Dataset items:
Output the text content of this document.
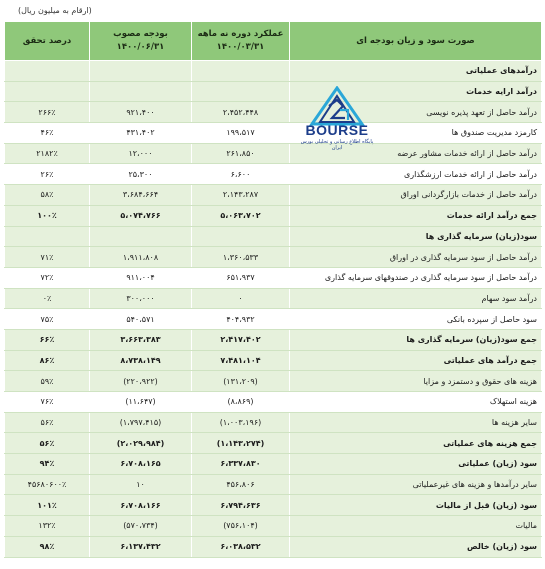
(ارقام به میلیون ریال)
صورت سود و زیان بودجه ای	عملکرد دوره نه ماهه ۱۴۰۰/۰۳/۳۱	بودجه مصوب ۱۴۰۰/۰۶/۳۱	درصد تحقق
درآمدهای عملیاتی			
درآمد ارایه خدمات			
درآمد حاصل از تعهد پذیره نویسی	۲،۴۵۲،۴۴۸	۹۲۱،۴۰۰	۲۶۶٪
کارمزد مدیریت صندوق ها	۱۹۹،۵۱۷	۴۳۱،۴۰۲	۴۶٪
درآمد حاصل از ارائه خدمات مشاور عرضه	۲۶۱،۸۵۰	۱۲،۰۰۰	۲۱۸۲٪
درآمد حاصل از ارائه خدمات ارزشگذاری	۶،۶۰۰	۲۵،۳۰۰	۲۶٪
درآمد حاصل از خدمات بازارگردانی اوراق	۲،۱۴۳،۲۸۷	۳،۶۸۴،۶۶۴	۵۸٪
جمع درآمد ارائه خدمات	۵،۰۶۳،۷۰۲	۵،۰۷۴،۷۶۶	۱۰۰٪
سود(زیان) سرمایه گذاری ها			
درآمد حاصل از سود سرمایه گذاری در اوراق	۱،۳۶۰،۵۳۳	۱،۹۱۱،۸۰۸	۷۱٪
درآمد حاصل از سود سرمایه گذاری در صندوقهای سرمایه گذاری	۶۵۱،۹۳۷	۹۱۱،۰۰۴	۷۲٪
درآمد سود سهام	۰	۳۰۰،۰۰۰	۰٪
سود حاصل از سپرده بانکی	۴۰۴،۹۳۲	۵۴۰،۵۷۱	۷۵٪
جمع سود(زیان) سرمایه گذاری ها	۲،۴۱۷،۴۰۲	۳،۶۶۳،۳۸۳	۶۶٪
جمع درآمد های عملیاتی	۷،۴۸۱،۱۰۴	۸،۷۳۸،۱۴۹	۸۶٪
هزینه های حقوق و دستمزد و مزایا	(۱۳۱،۲۰۹)	(۲۲۰،۹۲۲)	۵۹٪
هزینه استهلاک	(۸،۸۶۹)	(۱۱،۶۴۷)	۷۶٪
سایر هزینه ها	(۱،۰۰۳،۱۹۶)	(۱،۷۹۷،۴۱۵)	۵۶٪
جمع هزینه های عملیاتی	(۱،۱۴۳،۲۷۴)	(۲،۰۲۹،۹۸۴)	۵۶٪
سود (زیان) عملیاتی	۶،۳۳۷،۸۳۰	۶،۷۰۸،۱۶۵	۹۴٪
سایر درآمدها و هزینه های غیرعملیاتی	۴۵۶،۸۰۶	۱۰	۴۵۶۸۰۶۰۰٪
سود (زیان) قبل از مالیات	۶،۷۹۴،۶۳۶	۶،۷۰۸،۱۶۶	۱۰۱٪
مالیات	(۷۵۶،۱۰۴)	(۵۷۰،۷۳۴)	۱۳۲٪
سود (زیان) خالص	۶،۰۳۸،۵۳۲	۶،۱۳۷،۴۳۲	۹۸٪
BOURSE
پایگاه اطلاع رسانی و تحلیلی بورس ایران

### Written exercise
Pictures in the records above should not be copied. Repeat everything else exactly.

### Final result
Output the text content of this document.
(ارقام به میلیون ریال)
صورت سود و زیان بودجه ای	عملکرد دوره نه ماهه ۱۴۰۰/۰۳/۳۱	بودجه مصوب ۱۴۰۰/۰۶/۳۱	درصد تحقق
درآمدهای عملیاتی			
درآمد ارایه خدمات			
درآمد حاصل از تعهد پذیره نویسی	۲،۴۵۲،۴۴۸	۹۲۱،۴۰۰	۲۶۶٪
کارمزد مدیریت صندوق ها	۱۹۹،۵۱۷	۴۳۱،۴۰۲	۴۶٪
درآمد حاصل از ارائه خدمات مشاور عرضه	۲۶۱،۸۵۰	۱۲،۰۰۰	۲۱۸۲٪
درآمد حاصل از ارائه خدمات ارزشگذاری	۶،۶۰۰	۲۵،۳۰۰	۲۶٪
درآمد حاصل از خدمات بازارگردانی اوراق	۲،۱۴۳،۲۸۷	۳،۶۸۴،۶۶۴	۵۸٪
جمع درآمد ارائه خدمات	۵،۰۶۳،۷۰۲	۵،۰۷۴،۷۶۶	۱۰۰٪
سود(زیان) سرمایه گذاری ها			
درآمد حاصل از سود سرمایه گذاری در اوراق	۱،۳۶۰،۵۳۳	۱،۹۱۱،۸۰۸	۷۱٪
درآمد حاصل از سود سرمایه گذاری در صندوقهای سرمایه گذاری	۶۵۱،۹۳۷	۹۱۱،۰۰۴	۷۲٪
درآمد سود سهام	۰	۳۰۰،۰۰۰	۰٪
سود حاصل از سپرده بانکی	۴۰۴،۹۳۲	۵۴۰،۵۷۱	۷۵٪
جمع سود(زیان) سرمایه گذاری ها	۲،۴۱۷،۴۰۲	۳،۶۶۳،۳۸۳	۶۶٪
جمع درآمد های عملیاتی	۷،۴۸۱،۱۰۴	۸،۷۳۸،۱۴۹	۸۶٪
هزینه های حقوق و دستمزد و مزایا	(۱۳۱،۲۰۹)	(۲۲۰،۹۲۲)	۵۹٪
هزینه استهلاک	(۸،۸۶۹)	(۱۱،۶۴۷)	۷۶٪
سایر هزینه ها	(۱،۰۰۳،۱۹۶)	(۱،۷۹۷،۴۱۵)	۵۶٪
جمع هزینه های عملیاتی	(۱،۱۴۳،۲۷۴)	(۲،۰۲۹،۹۸۴)	۵۶٪
سود (زیان) عملیاتی	۶،۳۳۷،۸۳۰	۶،۷۰۸،۱۶۵	۹۴٪
سایر درآمدها و هزینه های غیرعملیاتی	۴۵۶،۸۰۶	۱۰	۴۵۶۸۰۶۰۰٪
سود (زیان) قبل از مالیات	۶،۷۹۴،۶۳۶	۶،۷۰۸،۱۶۶	۱۰۱٪
مالیات	(۷۵۶،۱۰۴)	(۵۷۰،۷۳۴)	۱۳۲٪
سود (زیان) خالص	۶،۰۳۸،۵۳۲	۶،۱۳۷،۴۳۲	۹۸٪
BOURSE
پایگاه اطلاع رسانی و تحلیلی بورس ایران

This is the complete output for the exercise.